- Requirement -
Sort through the entries below and pull out lines containing the word "background".
-- Start of Task material --
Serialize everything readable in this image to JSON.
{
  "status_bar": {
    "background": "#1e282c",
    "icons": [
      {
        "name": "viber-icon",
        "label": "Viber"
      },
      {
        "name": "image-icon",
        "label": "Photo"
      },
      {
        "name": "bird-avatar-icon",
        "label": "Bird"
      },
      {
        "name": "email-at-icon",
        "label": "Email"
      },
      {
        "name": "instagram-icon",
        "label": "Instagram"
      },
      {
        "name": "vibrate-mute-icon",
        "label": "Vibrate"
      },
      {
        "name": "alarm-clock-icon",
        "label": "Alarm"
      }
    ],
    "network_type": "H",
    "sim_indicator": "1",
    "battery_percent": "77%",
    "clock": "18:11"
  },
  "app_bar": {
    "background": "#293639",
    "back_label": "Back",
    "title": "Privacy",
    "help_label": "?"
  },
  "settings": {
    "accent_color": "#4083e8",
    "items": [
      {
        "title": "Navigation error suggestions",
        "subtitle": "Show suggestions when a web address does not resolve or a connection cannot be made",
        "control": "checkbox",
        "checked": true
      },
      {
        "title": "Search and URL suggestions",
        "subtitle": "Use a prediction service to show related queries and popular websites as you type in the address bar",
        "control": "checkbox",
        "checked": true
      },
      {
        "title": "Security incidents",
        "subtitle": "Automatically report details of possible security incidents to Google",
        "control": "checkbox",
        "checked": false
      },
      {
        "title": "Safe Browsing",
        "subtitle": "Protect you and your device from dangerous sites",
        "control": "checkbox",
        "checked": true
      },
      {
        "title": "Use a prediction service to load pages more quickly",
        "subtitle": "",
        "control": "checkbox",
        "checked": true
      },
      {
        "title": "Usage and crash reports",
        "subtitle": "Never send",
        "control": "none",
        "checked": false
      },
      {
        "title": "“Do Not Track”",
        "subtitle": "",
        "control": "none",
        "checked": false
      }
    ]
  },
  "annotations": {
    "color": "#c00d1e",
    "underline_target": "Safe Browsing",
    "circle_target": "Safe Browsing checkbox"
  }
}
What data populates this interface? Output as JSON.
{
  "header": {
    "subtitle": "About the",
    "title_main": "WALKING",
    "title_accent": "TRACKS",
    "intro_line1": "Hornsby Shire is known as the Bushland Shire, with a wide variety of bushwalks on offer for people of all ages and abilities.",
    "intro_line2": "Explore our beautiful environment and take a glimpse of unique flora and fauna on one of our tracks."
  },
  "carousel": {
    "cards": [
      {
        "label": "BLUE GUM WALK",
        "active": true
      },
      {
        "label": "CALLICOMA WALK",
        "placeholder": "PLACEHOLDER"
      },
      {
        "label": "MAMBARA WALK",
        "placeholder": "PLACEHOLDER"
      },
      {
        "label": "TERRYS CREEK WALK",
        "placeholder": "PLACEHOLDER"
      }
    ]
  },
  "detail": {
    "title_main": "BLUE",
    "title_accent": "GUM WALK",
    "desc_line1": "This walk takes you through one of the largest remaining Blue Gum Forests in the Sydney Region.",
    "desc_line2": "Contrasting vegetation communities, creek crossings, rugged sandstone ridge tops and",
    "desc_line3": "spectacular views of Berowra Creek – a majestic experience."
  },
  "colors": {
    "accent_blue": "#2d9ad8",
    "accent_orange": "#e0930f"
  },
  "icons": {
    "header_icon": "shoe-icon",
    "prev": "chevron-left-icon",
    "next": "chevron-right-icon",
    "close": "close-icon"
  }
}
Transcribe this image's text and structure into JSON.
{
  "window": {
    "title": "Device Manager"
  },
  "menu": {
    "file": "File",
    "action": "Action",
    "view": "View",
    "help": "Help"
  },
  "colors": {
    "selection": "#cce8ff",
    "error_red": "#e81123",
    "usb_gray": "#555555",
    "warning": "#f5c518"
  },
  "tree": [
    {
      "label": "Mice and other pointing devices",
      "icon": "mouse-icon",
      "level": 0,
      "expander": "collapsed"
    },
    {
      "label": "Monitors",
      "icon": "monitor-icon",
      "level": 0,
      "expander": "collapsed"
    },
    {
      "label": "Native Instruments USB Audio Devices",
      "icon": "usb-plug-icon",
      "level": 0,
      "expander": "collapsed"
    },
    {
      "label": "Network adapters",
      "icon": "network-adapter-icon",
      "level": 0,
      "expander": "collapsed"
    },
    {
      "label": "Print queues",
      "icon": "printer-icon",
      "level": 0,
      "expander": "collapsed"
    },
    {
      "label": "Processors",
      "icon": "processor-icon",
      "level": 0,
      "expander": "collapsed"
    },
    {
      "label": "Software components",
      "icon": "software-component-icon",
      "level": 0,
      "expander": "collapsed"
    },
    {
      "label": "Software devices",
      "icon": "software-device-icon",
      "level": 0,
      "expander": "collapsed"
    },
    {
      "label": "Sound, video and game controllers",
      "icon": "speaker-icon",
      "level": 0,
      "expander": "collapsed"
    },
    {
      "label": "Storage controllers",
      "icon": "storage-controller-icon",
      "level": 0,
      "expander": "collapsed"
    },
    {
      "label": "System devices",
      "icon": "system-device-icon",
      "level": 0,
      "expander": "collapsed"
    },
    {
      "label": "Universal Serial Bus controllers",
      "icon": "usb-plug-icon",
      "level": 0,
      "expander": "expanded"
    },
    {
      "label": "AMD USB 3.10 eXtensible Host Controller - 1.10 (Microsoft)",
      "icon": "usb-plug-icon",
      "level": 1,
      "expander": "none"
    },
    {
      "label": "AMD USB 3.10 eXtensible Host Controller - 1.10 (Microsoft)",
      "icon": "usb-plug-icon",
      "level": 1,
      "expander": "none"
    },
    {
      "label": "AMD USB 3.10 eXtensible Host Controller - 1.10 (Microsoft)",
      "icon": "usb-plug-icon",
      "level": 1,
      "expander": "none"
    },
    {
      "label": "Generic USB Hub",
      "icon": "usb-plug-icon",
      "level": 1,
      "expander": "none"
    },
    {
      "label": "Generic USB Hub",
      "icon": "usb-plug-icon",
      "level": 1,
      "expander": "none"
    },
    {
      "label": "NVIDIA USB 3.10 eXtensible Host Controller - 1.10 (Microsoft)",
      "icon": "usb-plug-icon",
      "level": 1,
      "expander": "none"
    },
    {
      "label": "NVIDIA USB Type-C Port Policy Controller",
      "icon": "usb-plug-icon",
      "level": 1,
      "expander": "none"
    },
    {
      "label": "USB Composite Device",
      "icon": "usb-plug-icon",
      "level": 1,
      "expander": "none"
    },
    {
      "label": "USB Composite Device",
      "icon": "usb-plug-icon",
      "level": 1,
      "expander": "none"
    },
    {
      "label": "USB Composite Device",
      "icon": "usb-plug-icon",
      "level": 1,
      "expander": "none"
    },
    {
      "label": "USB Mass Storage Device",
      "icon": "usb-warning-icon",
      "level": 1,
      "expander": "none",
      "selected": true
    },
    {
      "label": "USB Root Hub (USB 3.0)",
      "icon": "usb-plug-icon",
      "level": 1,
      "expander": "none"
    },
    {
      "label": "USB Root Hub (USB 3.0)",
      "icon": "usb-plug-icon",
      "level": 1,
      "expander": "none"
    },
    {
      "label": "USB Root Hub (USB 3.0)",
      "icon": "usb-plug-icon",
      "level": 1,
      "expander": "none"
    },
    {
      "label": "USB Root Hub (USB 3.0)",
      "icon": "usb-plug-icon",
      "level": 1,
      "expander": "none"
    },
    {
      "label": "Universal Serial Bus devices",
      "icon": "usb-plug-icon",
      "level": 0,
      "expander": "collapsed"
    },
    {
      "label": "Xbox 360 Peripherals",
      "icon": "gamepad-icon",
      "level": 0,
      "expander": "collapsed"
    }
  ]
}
-- End of Task material --
- Correct answer -
    "background": "#1e282c",
    "background": "#293639",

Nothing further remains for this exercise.